## BEGIN

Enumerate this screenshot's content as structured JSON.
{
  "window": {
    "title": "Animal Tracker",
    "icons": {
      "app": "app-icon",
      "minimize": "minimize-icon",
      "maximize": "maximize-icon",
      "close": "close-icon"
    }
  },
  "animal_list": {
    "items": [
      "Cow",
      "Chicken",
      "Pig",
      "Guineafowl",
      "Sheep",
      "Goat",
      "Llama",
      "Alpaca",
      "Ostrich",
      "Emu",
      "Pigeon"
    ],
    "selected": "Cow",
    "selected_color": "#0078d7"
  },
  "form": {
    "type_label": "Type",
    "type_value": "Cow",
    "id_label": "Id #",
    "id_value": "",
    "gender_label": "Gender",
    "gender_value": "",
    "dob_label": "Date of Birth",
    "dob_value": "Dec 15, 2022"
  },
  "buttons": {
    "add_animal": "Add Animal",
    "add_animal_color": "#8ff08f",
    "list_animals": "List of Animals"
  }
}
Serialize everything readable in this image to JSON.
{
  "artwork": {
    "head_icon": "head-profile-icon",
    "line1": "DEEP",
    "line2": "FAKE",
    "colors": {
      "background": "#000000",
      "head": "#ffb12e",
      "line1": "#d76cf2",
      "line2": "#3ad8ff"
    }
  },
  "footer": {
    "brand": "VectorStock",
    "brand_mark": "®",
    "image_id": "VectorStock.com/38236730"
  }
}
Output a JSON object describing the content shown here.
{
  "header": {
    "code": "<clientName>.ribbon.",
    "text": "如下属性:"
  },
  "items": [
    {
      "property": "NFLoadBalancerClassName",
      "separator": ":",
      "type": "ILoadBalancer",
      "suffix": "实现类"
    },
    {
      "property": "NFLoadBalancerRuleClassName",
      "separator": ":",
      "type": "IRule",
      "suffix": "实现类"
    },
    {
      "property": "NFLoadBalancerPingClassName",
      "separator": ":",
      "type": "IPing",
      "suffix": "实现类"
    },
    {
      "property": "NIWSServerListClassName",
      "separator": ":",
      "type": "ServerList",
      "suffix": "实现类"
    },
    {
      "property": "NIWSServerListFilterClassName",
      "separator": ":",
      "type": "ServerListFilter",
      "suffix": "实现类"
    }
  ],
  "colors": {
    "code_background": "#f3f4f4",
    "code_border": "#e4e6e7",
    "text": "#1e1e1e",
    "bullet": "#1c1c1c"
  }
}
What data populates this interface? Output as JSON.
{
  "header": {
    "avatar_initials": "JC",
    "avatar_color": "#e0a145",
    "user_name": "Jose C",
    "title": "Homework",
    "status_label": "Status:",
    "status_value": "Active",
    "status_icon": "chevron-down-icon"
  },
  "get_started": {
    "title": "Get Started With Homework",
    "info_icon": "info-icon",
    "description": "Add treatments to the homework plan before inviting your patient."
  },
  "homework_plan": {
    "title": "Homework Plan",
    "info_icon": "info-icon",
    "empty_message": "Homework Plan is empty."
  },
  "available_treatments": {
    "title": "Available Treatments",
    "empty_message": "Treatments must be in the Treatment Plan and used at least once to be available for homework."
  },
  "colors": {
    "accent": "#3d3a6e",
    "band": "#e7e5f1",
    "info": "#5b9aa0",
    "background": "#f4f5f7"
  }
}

## END

Report how many lines in the records above contain the word "content", giving only the number.

2